--- EXERCISE DETAILS ---
Reproduce the records below in full and word for word, excluding pictures.

--- PROVIDED DATA ---
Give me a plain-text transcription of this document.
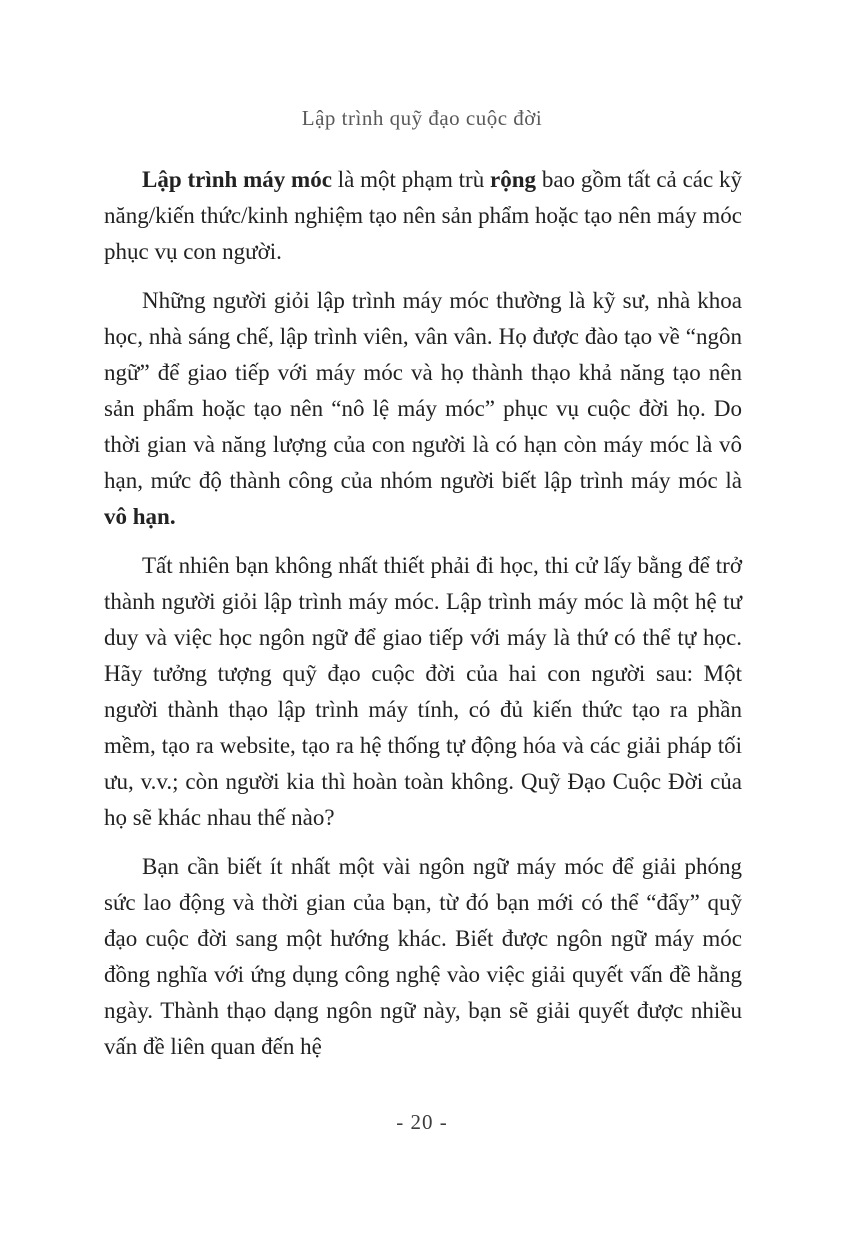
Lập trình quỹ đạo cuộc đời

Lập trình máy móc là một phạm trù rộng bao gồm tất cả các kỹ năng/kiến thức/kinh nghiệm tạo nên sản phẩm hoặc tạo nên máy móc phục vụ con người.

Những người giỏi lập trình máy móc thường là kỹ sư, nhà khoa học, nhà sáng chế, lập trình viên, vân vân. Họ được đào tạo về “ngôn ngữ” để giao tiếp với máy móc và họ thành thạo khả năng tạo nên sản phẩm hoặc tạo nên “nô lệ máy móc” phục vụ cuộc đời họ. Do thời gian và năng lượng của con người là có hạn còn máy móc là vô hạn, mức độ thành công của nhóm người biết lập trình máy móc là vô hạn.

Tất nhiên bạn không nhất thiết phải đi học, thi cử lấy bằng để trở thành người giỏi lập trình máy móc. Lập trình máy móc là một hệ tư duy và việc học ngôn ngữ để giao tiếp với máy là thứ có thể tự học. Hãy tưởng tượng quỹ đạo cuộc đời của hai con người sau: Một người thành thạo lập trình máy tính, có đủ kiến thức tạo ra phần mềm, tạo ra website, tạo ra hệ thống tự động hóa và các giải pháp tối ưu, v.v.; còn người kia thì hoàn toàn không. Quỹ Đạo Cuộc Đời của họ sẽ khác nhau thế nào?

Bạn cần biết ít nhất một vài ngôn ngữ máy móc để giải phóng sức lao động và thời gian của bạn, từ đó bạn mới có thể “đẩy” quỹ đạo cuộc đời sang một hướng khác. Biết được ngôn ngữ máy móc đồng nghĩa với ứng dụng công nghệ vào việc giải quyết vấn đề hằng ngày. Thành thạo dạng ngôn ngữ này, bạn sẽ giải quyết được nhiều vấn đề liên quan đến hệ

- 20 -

--- RESULT BELOW ---
Give me a plain-text transcription of this document.
Lập trình quỹ đạo cuộc đời

Lập trình máy móc là một phạm trù rộng bao gồm tất cả các kỹ năng/kiến thức/kinh nghiệm tạo nên sản phẩm hoặc tạo nên máy móc phục vụ con người.

Những người giỏi lập trình máy móc thường là kỹ sư, nhà khoa học, nhà sáng chế, lập trình viên, vân vân. Họ được đào tạo về “ngôn ngữ” để giao tiếp với máy móc và họ thành thạo khả năng tạo nên sản phẩm hoặc tạo nên “nô lệ máy móc” phục vụ cuộc đời họ. Do thời gian và năng lượng của con người là có hạn còn máy móc là vô hạn, mức độ thành công của nhóm người biết lập trình máy móc là vô hạn.

Tất nhiên bạn không nhất thiết phải đi học, thi cử lấy bằng để trở thành người giỏi lập trình máy móc. Lập trình máy móc là một hệ tư duy và việc học ngôn ngữ để giao tiếp với máy là thứ có thể tự học. Hãy tưởng tượng quỹ đạo cuộc đời của hai con người sau: Một người thành thạo lập trình máy tính, có đủ kiến thức tạo ra phần mềm, tạo ra website, tạo ra hệ thống tự động hóa và các giải pháp tối ưu, v.v.; còn người kia thì hoàn toàn không. Quỹ Đạo Cuộc Đời của họ sẽ khác nhau thế nào?

Bạn cần biết ít nhất một vài ngôn ngữ máy móc để giải phóng sức lao động và thời gian của bạn, từ đó bạn mới có thể “đẩy” quỹ đạo cuộc đời sang một hướng khác. Biết được ngôn ngữ máy móc đồng nghĩa với ứng dụng công nghệ vào việc giải quyết vấn đề hằng ngày. Thành thạo dạng ngôn ngữ này, bạn sẽ giải quyết được nhiều vấn đề liên quan đến hệ

- 20 -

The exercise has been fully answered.